[Data items]
◇ ◇ ◇ ◇

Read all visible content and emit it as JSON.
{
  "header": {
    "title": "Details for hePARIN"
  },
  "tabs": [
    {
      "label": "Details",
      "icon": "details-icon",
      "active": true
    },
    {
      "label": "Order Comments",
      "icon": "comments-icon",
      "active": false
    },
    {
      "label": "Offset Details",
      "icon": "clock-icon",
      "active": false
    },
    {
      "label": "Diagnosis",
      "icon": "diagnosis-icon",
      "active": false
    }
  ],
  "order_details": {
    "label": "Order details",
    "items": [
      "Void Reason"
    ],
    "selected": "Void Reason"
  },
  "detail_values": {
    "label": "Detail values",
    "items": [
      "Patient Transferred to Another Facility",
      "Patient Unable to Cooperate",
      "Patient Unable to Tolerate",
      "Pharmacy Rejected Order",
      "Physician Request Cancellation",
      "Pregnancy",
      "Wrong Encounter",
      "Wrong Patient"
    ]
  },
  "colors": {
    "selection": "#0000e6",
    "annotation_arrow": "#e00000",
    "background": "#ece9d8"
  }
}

◇ ◇ ◇ ◇

§ **TASK INSTRUCTIONS**
Write the listing out again, exactly as shown above.

§ **ANSWER IN FULL**
Read all visible content and emit it as JSON.
{
  "header": {
    "title": "Details for hePARIN"
  },
  "tabs": [
    {
      "label": "Details",
      "icon": "details-icon",
      "active": true
    },
    {
      "label": "Order Comments",
      "icon": "comments-icon",
      "active": false
    },
    {
      "label": "Offset Details",
      "icon": "clock-icon",
      "active": false
    },
    {
      "label": "Diagnosis",
      "icon": "diagnosis-icon",
      "active": false
    }
  ],
  "order_details": {
    "label": "Order details",
    "items": [
      "Void Reason"
    ],
    "selected": "Void Reason"
  },
  "detail_values": {
    "label": "Detail values",
    "items": [
      "Patient Transferred to Another Facility",
      "Patient Unable to Cooperate",
      "Patient Unable to Tolerate",
      "Pharmacy Rejected Order",
      "Physician Request Cancellation",
      "Pregnancy",
      "Wrong Encounter",
      "Wrong Patient"
    ]
  },
  "colors": {
    "selection": "#0000e6",
    "annotation_arrow": "#e00000",
    "background": "#ece9d8"
  }
}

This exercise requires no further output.